--- Start ---

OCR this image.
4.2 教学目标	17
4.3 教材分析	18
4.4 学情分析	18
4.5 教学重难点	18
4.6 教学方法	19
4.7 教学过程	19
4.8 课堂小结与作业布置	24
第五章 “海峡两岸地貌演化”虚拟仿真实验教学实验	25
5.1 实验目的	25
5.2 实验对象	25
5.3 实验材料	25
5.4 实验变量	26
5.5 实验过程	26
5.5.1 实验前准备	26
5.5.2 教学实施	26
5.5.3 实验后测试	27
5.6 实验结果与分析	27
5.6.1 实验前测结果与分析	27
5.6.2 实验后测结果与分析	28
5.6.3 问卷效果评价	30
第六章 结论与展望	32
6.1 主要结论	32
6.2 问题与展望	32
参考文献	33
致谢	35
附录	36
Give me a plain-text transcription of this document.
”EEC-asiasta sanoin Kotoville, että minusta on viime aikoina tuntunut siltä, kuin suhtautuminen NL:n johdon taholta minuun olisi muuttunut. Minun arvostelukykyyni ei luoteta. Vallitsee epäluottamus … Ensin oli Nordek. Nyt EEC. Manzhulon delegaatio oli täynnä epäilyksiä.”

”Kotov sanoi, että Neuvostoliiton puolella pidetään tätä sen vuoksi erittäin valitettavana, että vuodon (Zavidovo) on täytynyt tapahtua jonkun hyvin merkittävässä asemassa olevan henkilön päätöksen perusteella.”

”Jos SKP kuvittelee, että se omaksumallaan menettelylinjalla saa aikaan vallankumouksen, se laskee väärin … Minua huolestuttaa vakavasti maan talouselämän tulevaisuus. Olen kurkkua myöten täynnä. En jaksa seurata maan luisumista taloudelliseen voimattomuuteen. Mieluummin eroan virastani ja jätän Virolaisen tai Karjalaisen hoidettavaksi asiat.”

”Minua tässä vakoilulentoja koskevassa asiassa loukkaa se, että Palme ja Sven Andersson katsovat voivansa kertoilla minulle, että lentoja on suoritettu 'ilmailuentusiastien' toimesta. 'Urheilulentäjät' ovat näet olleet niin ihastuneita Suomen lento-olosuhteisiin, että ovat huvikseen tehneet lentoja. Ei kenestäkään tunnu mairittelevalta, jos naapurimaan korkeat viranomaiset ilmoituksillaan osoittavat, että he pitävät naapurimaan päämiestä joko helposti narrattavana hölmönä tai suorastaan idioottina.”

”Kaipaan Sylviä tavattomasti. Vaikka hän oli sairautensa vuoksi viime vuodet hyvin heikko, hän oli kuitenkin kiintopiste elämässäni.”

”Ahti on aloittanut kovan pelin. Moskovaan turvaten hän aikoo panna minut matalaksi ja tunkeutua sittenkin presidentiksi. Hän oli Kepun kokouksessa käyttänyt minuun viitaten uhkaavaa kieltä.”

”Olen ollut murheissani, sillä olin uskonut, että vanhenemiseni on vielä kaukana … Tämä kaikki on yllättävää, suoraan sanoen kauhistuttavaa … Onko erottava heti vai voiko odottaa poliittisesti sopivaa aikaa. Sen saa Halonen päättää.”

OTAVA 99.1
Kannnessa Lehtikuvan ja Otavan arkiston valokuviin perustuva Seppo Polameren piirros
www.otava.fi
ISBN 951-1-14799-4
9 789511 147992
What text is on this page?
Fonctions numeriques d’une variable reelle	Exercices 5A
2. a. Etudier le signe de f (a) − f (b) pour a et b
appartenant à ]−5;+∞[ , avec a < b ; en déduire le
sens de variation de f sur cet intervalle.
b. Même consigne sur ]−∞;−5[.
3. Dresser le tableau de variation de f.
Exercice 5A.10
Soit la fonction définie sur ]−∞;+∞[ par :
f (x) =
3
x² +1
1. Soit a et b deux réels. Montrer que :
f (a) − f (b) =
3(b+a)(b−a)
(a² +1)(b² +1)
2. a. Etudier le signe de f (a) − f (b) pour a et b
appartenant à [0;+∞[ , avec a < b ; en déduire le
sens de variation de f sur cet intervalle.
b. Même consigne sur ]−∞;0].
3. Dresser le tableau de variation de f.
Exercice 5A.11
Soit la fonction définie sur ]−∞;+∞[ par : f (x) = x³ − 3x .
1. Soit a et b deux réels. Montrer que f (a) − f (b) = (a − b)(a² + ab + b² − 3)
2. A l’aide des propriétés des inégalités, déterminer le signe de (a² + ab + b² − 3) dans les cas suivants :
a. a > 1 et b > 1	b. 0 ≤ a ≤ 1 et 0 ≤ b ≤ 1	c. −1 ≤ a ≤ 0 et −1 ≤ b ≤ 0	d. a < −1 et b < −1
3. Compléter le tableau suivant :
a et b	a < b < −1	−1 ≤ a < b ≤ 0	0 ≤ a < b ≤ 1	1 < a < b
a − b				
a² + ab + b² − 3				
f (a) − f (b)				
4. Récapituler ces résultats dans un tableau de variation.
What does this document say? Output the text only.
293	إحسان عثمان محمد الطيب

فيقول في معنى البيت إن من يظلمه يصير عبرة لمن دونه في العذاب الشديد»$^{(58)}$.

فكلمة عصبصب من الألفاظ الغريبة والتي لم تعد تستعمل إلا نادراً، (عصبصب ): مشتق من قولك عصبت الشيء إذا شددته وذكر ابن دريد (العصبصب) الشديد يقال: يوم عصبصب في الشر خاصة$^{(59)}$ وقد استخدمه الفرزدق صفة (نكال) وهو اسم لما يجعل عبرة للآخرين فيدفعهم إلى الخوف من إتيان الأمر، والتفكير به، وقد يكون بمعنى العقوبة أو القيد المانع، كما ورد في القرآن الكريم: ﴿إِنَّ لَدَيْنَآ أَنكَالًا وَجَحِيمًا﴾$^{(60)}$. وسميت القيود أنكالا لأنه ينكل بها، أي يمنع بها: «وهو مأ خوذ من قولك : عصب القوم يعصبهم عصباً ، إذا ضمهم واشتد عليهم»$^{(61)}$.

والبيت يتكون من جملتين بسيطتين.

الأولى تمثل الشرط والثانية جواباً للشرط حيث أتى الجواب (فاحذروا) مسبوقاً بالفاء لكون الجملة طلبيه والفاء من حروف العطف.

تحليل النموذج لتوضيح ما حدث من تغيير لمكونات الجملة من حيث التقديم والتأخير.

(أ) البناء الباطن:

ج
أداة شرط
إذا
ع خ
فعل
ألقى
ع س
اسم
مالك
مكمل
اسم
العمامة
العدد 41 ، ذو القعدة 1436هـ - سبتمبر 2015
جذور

--- End ---

What is needed. Send back exactly the lines from the line with "What does this" through the end of the records.

Right answer.
What does this document say? Output the text only.
293	إحسان عثمان محمد الطيب

فيقول في معنى البيت إن من يظلمه يصير عبرة لمن دونه في العذاب الشديد»$^{(58)}$.

فكلمة عصبصب من الألفاظ الغريبة والتي لم تعد تستعمل إلا نادراً، (عصبصب ): مشتق من قولك عصبت الشيء إذا شددته وذكر ابن دريد (العصبصب) الشديد يقال: يوم عصبصب في الشر خاصة$^{(59)}$ وقد استخدمه الفرزدق صفة (نكال) وهو اسم لما يجعل عبرة للآخرين فيدفعهم إلى الخوف من إتيان الأمر، والتفكير به، وقد يكون بمعنى العقوبة أو القيد المانع، كما ورد في القرآن الكريم: ﴿إِنَّ لَدَيْنَآ أَنكَالًا وَجَحِيمًا﴾$^{(60)}$. وسميت القيود أنكالا لأنه ينكل بها، أي يمنع بها: «وهو مأ خوذ من قولك : عصب القوم يعصبهم عصباً ، إذا ضمهم واشتد عليهم»$^{(61)}$.

والبيت يتكون من جملتين بسيطتين.

الأولى تمثل الشرط والثانية جواباً للشرط حيث أتى الجواب (فاحذروا) مسبوقاً بالفاء لكون الجملة طلبيه والفاء من حروف العطف.

تحليل النموذج لتوضيح ما حدث من تغيير لمكونات الجملة من حيث التقديم والتأخير.

(أ) البناء الباطن:

ج
أداة شرط
إذا
ع خ
فعل
ألقى
ع س
اسم
مالك
مكمل
اسم
العمامة
العدد 41 ، ذو القعدة 1436هـ - سبتمبر 2015
جذور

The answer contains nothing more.